→ **Requirements**:
Provide the number of lines containing the word "time", and nothing else.

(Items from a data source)
___

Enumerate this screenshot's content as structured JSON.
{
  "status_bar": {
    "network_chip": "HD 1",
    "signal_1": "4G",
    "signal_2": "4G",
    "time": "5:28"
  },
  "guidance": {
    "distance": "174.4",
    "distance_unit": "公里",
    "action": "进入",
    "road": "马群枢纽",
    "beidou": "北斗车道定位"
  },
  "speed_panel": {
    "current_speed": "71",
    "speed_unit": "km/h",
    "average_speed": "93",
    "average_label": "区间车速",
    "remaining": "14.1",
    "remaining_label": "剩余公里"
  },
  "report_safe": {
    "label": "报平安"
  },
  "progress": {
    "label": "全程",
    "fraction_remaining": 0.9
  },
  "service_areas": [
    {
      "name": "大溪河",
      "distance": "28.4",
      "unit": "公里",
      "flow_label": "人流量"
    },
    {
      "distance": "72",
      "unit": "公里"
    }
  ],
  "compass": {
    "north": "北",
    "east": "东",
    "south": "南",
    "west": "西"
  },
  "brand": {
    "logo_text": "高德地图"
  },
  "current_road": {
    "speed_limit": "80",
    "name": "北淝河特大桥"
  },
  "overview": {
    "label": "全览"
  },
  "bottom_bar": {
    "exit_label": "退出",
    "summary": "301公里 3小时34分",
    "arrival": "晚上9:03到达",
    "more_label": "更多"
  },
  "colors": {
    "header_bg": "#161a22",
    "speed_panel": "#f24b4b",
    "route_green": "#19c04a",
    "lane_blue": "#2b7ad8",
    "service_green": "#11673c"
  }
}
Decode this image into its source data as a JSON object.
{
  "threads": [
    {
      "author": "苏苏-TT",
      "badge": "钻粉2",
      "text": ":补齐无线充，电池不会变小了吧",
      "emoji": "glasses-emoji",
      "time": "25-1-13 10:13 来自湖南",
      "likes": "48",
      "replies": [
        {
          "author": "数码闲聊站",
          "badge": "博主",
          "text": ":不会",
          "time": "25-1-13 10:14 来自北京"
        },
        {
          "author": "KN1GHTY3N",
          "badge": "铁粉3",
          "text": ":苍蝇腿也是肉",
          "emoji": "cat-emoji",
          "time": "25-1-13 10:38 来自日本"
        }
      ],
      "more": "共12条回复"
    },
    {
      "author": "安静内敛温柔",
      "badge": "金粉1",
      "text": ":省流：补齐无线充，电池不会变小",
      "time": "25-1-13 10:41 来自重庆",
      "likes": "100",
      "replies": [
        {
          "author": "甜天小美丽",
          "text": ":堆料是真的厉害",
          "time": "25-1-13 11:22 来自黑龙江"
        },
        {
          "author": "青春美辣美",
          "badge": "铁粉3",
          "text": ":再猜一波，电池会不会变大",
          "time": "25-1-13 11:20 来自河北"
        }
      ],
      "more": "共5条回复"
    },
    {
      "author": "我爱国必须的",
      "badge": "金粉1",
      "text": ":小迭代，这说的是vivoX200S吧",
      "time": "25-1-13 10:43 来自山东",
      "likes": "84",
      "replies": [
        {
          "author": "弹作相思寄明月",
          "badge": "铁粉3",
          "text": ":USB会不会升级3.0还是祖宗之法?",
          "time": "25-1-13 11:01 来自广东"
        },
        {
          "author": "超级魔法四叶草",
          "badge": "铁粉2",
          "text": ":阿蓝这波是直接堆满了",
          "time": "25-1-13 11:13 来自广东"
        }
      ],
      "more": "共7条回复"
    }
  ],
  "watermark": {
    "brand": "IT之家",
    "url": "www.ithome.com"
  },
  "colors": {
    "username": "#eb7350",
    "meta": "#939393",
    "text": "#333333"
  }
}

___

→ **Correct result**:
10